[Chart and figure data]
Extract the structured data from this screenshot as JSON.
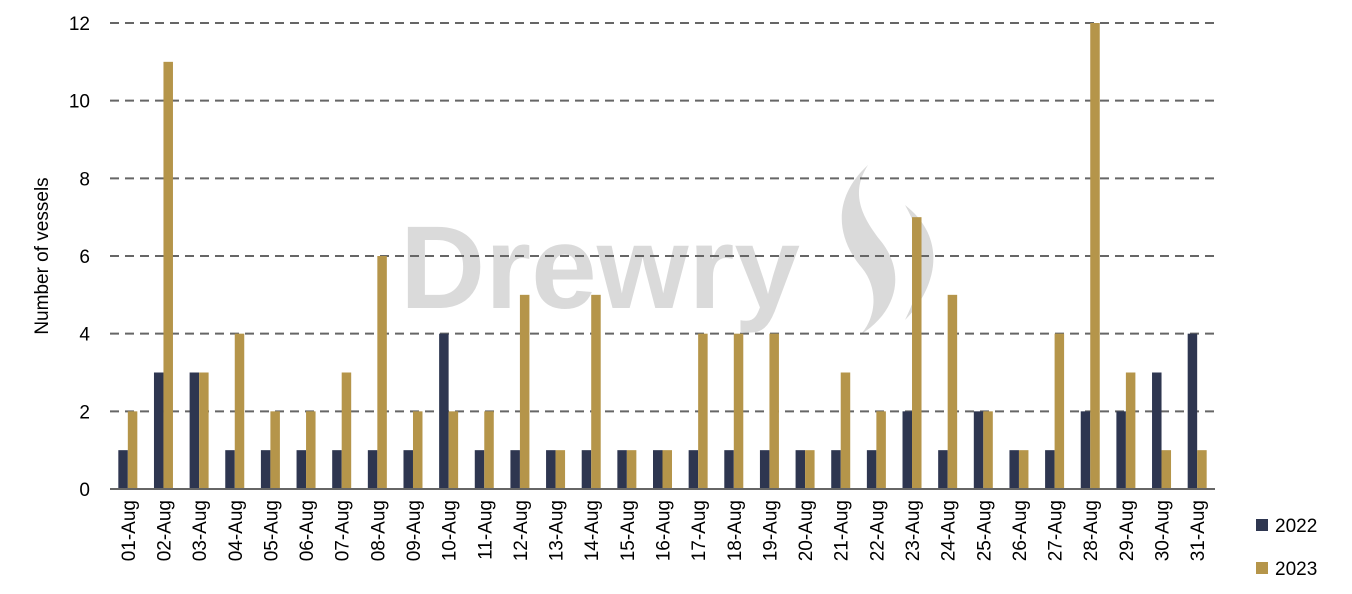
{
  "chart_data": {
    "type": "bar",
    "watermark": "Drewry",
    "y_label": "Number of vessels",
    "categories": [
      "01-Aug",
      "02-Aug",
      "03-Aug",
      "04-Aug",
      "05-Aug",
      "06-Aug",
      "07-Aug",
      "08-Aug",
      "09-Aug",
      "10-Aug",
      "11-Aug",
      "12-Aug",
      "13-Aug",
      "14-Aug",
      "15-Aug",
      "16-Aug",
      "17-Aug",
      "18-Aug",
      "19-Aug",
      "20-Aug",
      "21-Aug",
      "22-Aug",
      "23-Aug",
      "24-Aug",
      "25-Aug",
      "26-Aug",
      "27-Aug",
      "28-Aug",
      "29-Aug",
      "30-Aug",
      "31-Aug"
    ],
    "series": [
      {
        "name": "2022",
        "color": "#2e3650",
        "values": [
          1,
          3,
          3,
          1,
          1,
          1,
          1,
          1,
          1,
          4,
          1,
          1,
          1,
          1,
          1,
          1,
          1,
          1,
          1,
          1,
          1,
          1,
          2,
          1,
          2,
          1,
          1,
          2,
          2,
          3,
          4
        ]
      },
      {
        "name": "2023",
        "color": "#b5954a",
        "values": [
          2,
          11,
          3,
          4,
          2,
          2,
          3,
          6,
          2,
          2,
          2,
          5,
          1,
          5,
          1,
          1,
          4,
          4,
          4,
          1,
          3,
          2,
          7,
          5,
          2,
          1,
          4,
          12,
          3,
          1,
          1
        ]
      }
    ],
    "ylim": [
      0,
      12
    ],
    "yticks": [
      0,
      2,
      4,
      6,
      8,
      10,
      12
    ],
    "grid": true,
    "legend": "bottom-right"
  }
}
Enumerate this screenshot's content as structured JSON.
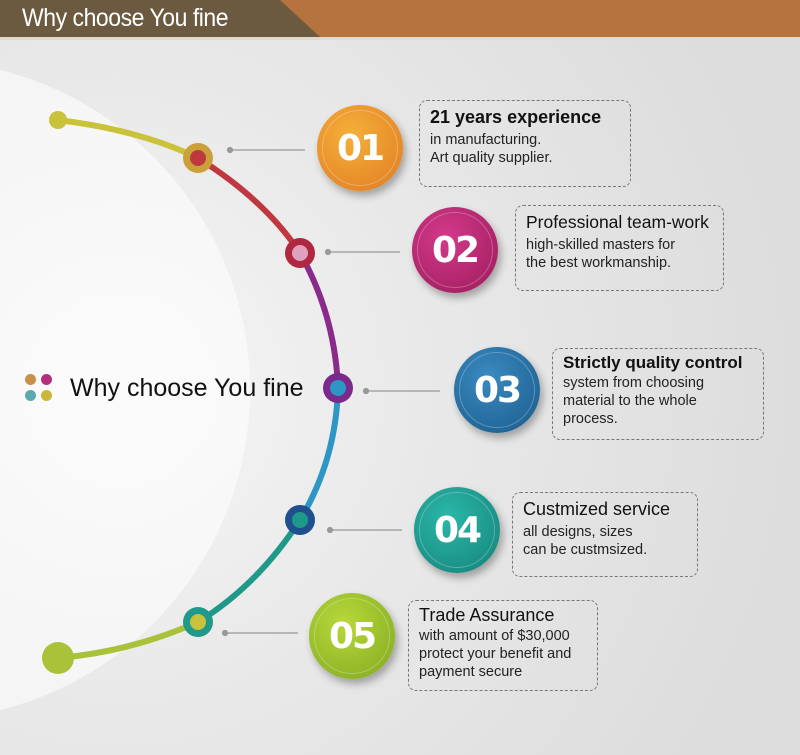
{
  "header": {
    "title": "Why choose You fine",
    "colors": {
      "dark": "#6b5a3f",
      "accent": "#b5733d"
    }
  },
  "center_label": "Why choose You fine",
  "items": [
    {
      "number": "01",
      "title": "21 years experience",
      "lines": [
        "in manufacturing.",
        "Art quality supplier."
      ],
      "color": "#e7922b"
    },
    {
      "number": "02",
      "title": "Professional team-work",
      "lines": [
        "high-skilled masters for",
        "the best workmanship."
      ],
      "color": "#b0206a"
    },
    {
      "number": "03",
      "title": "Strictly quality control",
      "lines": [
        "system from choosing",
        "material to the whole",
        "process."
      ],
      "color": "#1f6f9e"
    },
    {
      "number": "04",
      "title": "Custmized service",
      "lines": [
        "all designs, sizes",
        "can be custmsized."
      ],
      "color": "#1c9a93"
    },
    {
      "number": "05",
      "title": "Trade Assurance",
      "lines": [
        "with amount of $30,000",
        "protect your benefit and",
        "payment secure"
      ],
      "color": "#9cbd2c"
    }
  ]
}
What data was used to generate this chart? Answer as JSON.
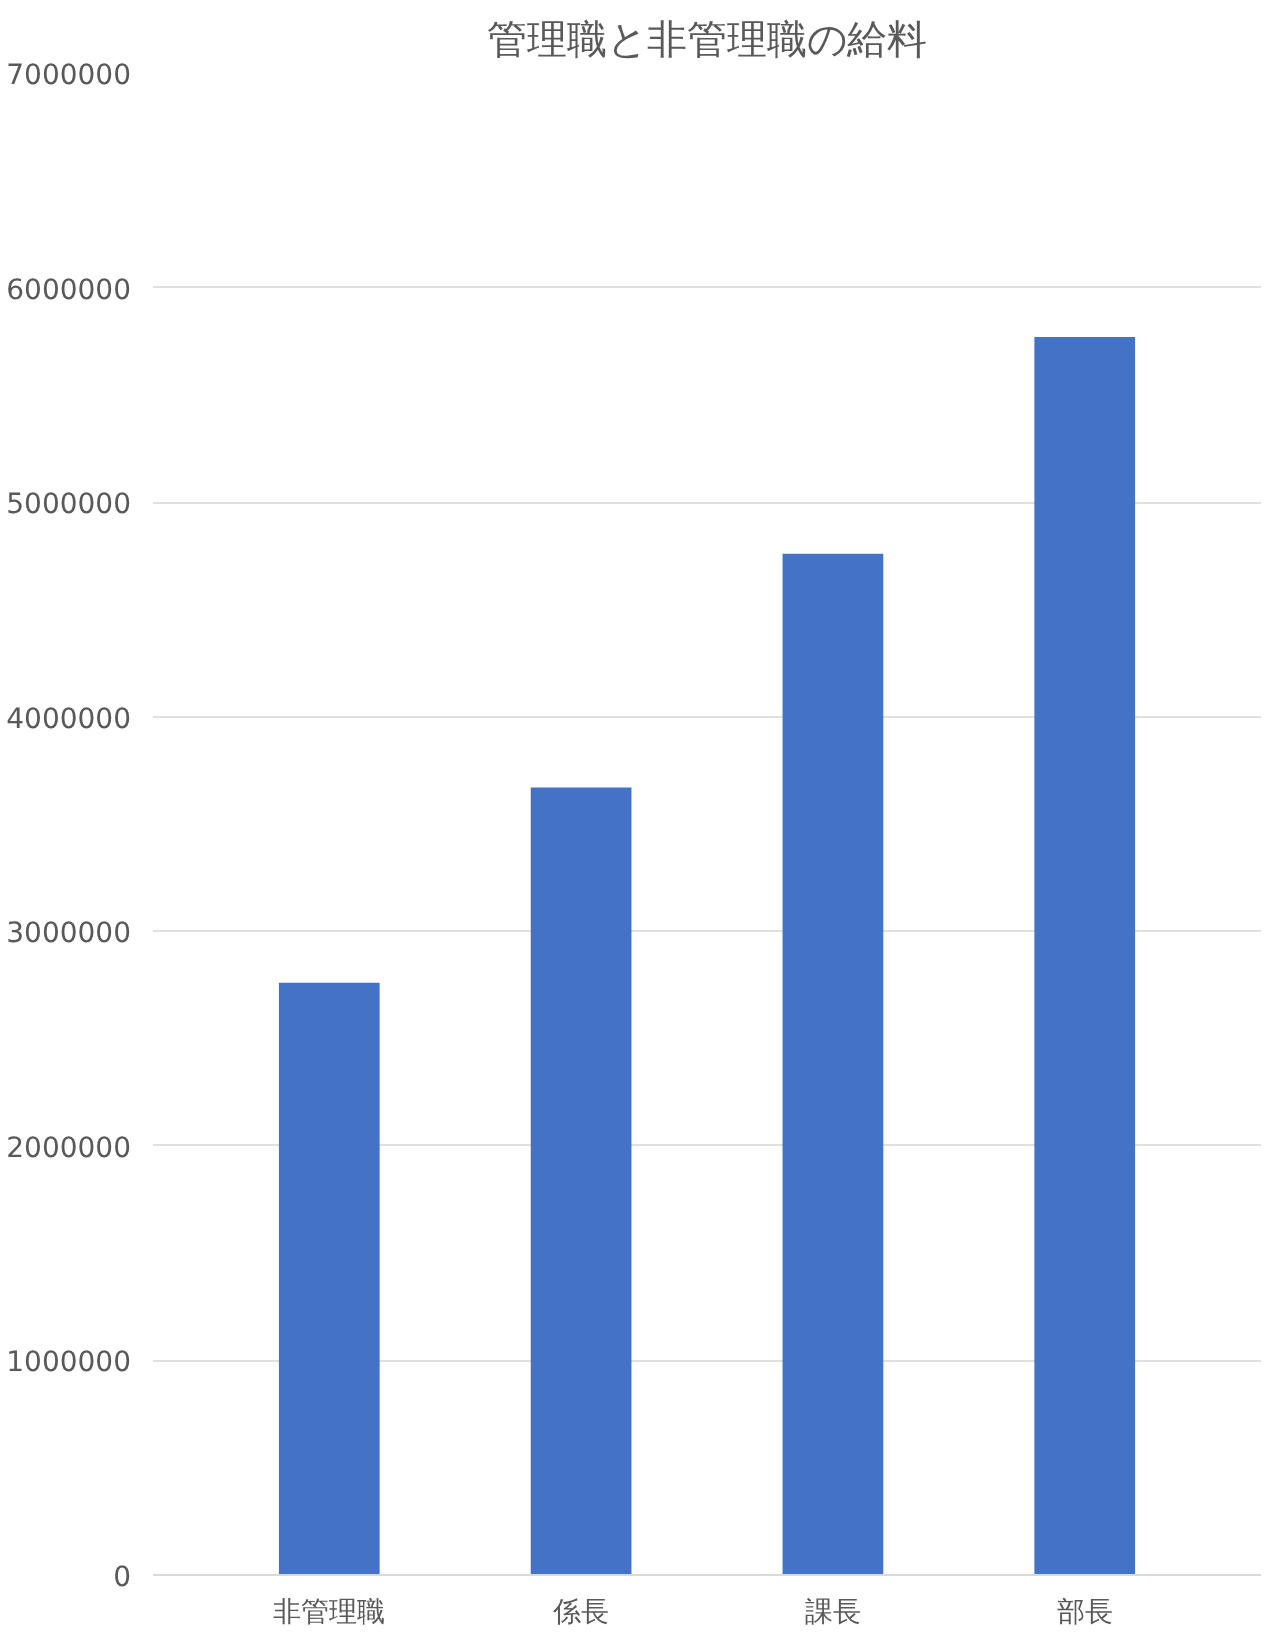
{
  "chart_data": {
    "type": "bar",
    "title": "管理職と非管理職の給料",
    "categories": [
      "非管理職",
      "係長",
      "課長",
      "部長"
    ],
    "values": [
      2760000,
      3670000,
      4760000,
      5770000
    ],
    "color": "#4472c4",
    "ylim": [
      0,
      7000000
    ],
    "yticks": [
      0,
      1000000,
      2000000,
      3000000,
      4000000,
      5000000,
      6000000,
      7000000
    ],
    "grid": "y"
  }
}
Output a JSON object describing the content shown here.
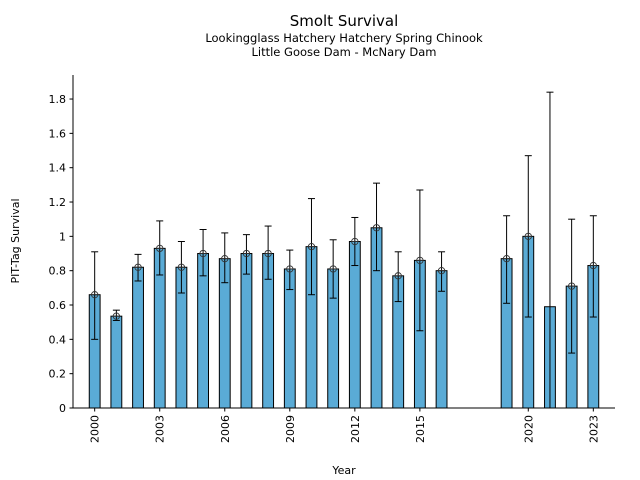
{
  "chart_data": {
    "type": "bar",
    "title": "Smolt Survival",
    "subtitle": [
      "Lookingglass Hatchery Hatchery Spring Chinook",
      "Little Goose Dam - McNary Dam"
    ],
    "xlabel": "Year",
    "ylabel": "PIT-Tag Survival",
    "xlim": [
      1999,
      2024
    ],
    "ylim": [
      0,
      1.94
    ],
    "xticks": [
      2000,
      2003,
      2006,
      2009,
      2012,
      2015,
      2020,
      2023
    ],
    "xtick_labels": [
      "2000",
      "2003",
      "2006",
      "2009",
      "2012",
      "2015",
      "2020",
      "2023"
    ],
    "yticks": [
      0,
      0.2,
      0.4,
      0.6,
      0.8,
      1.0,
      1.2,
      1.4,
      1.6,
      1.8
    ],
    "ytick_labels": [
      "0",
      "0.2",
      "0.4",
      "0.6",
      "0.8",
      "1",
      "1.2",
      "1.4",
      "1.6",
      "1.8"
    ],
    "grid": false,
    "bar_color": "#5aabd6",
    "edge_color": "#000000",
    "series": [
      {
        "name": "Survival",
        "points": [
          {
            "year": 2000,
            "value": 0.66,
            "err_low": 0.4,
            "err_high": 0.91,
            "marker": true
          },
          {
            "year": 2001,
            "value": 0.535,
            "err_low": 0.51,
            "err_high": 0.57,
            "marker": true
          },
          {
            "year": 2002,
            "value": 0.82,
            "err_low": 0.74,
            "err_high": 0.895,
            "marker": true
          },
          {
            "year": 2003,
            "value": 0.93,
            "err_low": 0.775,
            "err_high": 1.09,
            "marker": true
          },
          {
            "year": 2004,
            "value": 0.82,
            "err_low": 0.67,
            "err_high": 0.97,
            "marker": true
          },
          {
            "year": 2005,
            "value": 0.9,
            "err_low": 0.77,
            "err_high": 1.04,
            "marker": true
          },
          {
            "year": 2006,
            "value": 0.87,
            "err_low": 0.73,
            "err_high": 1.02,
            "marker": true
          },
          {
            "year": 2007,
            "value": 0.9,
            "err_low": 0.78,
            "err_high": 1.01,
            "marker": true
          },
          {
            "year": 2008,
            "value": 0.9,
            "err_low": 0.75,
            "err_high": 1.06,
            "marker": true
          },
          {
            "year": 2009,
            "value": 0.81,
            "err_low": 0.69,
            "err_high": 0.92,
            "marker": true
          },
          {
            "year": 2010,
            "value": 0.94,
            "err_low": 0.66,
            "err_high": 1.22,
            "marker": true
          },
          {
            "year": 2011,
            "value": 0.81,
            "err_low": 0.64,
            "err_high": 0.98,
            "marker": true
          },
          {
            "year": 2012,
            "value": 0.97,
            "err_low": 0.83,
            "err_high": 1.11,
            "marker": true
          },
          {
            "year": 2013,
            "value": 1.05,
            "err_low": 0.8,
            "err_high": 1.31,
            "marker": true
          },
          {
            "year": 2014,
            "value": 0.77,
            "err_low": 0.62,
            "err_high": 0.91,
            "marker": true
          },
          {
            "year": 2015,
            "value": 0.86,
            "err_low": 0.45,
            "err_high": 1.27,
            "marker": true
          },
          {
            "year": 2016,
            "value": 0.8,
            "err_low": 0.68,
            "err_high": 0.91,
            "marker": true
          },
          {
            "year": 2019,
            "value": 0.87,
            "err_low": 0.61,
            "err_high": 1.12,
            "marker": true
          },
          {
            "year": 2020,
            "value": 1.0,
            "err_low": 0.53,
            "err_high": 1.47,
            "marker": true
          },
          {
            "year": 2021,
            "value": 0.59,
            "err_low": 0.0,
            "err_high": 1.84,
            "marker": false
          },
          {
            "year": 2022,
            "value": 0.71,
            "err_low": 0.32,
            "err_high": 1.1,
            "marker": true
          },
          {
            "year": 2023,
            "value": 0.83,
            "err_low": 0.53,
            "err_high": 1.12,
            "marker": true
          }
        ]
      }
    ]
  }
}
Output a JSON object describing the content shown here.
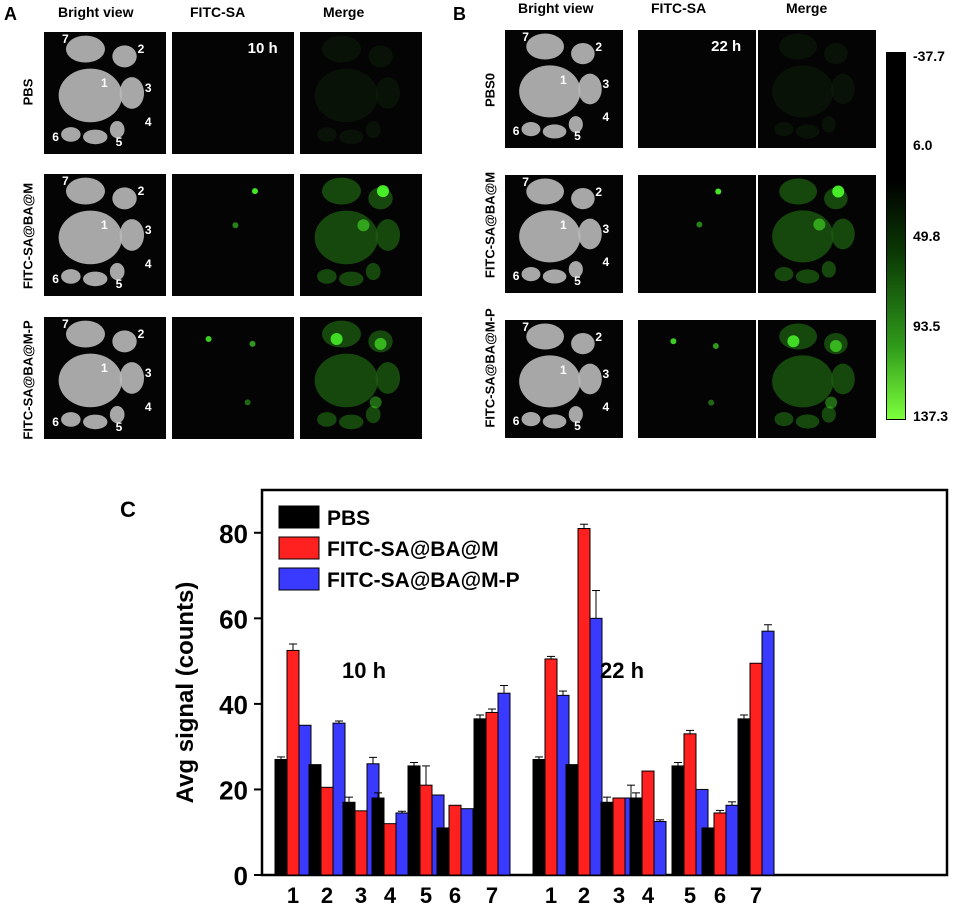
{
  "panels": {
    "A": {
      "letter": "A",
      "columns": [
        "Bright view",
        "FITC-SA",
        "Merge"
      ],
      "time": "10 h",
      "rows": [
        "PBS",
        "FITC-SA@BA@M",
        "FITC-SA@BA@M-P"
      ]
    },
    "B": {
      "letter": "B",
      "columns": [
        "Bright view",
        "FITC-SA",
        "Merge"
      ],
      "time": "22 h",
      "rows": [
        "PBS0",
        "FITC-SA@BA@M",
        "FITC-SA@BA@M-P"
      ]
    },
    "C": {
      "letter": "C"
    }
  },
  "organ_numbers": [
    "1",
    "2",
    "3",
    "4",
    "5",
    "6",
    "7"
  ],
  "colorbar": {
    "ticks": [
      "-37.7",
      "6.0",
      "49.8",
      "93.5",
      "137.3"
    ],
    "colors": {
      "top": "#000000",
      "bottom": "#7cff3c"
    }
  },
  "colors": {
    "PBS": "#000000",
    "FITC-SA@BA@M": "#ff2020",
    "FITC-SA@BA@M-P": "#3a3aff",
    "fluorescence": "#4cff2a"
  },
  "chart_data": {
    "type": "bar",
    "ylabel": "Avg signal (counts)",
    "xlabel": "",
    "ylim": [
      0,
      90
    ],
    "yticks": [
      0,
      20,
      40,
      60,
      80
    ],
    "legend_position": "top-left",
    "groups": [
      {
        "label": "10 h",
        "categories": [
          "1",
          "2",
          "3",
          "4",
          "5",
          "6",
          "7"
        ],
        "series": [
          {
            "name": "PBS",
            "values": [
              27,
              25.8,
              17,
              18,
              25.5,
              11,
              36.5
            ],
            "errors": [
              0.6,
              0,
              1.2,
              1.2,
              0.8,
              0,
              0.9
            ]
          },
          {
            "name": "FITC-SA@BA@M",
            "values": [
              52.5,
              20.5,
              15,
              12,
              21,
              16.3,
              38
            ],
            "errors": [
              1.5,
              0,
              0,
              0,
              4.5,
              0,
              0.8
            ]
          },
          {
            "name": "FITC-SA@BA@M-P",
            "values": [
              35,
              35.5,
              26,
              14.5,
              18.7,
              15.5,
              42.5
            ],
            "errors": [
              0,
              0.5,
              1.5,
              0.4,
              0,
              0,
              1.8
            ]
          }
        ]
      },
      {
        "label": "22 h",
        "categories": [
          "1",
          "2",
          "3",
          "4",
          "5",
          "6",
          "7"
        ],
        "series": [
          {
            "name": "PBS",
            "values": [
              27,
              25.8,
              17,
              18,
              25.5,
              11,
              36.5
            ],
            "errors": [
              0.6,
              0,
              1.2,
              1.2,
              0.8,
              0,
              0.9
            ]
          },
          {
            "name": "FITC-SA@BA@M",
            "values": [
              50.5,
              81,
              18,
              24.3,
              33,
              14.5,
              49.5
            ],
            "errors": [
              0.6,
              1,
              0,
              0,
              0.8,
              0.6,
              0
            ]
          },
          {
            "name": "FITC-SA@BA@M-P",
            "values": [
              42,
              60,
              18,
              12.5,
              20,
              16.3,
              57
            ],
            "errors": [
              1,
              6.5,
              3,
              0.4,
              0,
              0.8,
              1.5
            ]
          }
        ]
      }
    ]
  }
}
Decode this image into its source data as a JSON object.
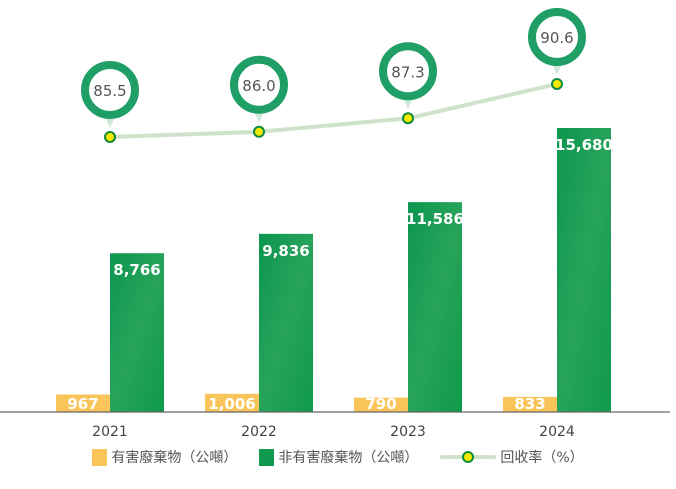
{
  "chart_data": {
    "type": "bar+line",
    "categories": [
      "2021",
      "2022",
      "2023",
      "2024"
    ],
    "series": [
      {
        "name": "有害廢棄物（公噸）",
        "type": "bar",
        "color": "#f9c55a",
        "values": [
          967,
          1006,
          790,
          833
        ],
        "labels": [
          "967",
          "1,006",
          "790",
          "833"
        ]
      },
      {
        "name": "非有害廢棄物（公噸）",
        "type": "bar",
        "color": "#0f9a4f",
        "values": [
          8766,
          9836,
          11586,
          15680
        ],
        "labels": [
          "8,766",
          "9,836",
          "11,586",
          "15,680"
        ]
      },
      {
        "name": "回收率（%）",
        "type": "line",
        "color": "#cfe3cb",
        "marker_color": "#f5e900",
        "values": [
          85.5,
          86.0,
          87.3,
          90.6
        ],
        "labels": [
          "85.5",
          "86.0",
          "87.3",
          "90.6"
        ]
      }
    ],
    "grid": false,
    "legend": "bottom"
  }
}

Instruction: Go through the listing above and locate each line that holds the word "screenshot". Copy those lines.

The answer:
Extract the structured data from this screenshot as JSON.
Enumerate this screenshot's content as structured JSON.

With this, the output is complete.